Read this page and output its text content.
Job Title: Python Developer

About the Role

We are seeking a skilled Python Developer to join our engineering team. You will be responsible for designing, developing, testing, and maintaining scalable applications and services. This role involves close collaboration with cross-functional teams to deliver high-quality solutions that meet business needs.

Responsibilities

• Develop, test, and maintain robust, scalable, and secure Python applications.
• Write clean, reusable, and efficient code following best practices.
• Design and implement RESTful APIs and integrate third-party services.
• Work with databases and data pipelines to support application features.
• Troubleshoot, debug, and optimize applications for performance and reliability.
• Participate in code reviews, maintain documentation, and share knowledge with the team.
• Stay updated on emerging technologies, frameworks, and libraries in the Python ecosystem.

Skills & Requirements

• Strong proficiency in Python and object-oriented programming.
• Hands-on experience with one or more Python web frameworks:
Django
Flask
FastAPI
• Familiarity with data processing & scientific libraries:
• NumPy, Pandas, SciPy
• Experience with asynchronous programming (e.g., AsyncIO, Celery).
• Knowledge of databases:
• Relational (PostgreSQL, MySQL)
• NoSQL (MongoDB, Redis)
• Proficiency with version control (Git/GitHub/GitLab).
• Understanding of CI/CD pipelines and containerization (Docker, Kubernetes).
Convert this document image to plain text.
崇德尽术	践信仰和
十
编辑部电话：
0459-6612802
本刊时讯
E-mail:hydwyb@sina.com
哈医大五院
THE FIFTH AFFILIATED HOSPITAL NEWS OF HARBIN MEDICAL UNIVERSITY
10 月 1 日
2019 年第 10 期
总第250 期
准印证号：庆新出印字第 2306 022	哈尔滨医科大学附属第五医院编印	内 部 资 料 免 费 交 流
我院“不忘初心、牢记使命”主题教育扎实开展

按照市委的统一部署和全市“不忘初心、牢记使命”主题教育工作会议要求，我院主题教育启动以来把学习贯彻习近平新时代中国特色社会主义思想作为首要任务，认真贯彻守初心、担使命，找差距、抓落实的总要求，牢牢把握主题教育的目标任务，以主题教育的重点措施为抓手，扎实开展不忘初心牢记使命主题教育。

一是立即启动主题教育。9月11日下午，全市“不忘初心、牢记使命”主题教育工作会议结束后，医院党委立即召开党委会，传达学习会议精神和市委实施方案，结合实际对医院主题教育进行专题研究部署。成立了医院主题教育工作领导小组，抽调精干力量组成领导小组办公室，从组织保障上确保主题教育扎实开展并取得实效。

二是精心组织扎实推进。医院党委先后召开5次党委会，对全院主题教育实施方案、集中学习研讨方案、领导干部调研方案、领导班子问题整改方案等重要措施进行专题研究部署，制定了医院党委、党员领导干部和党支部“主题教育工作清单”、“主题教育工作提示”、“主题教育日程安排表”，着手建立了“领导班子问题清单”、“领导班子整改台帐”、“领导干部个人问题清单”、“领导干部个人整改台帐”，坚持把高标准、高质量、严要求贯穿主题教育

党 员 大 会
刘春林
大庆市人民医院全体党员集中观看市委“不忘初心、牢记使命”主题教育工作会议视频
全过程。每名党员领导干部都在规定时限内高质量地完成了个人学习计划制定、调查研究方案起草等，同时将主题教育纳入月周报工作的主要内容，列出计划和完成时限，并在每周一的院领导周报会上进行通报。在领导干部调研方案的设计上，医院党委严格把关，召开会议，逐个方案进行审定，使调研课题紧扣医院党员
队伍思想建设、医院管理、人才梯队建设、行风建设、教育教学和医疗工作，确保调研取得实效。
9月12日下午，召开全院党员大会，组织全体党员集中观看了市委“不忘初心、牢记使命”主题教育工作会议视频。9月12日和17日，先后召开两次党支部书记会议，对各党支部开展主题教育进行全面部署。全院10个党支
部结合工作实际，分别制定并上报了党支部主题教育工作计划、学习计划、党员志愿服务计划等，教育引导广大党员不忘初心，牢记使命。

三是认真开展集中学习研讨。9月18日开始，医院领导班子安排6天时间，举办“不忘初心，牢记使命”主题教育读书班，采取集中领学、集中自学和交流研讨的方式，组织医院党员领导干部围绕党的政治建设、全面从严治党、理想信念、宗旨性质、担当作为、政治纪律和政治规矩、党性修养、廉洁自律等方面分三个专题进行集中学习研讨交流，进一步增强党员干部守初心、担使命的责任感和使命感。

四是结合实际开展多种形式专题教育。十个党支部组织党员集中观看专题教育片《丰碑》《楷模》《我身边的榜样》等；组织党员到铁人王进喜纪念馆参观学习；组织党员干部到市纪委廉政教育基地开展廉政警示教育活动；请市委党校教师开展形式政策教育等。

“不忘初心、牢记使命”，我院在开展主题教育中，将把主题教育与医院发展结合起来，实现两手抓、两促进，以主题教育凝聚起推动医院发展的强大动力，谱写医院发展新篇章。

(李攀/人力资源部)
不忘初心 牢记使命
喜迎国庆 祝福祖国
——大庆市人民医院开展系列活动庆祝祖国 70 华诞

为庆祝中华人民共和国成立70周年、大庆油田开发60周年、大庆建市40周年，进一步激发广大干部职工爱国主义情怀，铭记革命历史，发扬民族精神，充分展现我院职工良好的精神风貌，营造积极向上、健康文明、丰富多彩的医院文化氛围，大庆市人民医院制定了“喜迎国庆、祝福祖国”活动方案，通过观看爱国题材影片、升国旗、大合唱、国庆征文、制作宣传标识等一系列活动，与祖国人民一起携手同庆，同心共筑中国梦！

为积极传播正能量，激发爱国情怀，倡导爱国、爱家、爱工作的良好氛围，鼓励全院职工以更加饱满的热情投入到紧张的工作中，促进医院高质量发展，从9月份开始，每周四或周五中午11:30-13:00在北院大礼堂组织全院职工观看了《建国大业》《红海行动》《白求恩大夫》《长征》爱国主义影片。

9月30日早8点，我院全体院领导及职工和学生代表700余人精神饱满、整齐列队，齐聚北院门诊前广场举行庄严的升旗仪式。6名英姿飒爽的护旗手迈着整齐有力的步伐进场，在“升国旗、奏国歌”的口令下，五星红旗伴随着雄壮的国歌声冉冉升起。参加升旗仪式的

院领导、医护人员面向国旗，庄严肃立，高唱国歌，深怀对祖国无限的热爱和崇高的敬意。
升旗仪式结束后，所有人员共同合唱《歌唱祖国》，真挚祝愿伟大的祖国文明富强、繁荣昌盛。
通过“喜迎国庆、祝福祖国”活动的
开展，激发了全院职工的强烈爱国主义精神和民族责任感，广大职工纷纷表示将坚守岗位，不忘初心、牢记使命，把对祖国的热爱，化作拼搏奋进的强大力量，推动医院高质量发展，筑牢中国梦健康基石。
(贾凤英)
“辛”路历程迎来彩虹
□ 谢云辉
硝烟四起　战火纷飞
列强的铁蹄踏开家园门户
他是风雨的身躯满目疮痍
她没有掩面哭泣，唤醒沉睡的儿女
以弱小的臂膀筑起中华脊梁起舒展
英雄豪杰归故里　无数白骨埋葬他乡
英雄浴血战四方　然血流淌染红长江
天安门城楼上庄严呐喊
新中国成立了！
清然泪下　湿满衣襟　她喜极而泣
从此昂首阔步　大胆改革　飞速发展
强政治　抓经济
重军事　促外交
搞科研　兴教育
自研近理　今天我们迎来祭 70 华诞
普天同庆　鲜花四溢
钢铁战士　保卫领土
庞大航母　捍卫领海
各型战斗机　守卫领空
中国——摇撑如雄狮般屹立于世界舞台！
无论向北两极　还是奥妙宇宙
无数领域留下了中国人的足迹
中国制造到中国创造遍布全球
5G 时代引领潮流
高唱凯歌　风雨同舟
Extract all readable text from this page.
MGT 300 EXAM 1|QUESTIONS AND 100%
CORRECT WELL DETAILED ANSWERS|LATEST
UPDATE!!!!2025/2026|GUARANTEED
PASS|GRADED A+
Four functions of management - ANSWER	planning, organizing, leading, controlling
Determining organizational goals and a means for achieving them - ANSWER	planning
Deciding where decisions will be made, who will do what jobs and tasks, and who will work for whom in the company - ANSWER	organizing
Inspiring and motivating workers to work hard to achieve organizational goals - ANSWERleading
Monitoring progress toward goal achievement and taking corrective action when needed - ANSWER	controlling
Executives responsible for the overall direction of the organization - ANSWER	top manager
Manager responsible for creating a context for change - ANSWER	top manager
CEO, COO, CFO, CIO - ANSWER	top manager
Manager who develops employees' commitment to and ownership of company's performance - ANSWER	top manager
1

------

## Set exercise
Lines that hold the word "team" are the ones to return, every one of them.

## Complete answer
We are seeking a skilled Python Developer to join our engineering team. You will be responsible for designing, developing, testing, and maintaining scalable applications and services. This role involves close collaboration with cross-functional teams to deliver high-quality solutions that meet business needs.
• Participate in code reviews, maintain documentation, and share knowledge with the team.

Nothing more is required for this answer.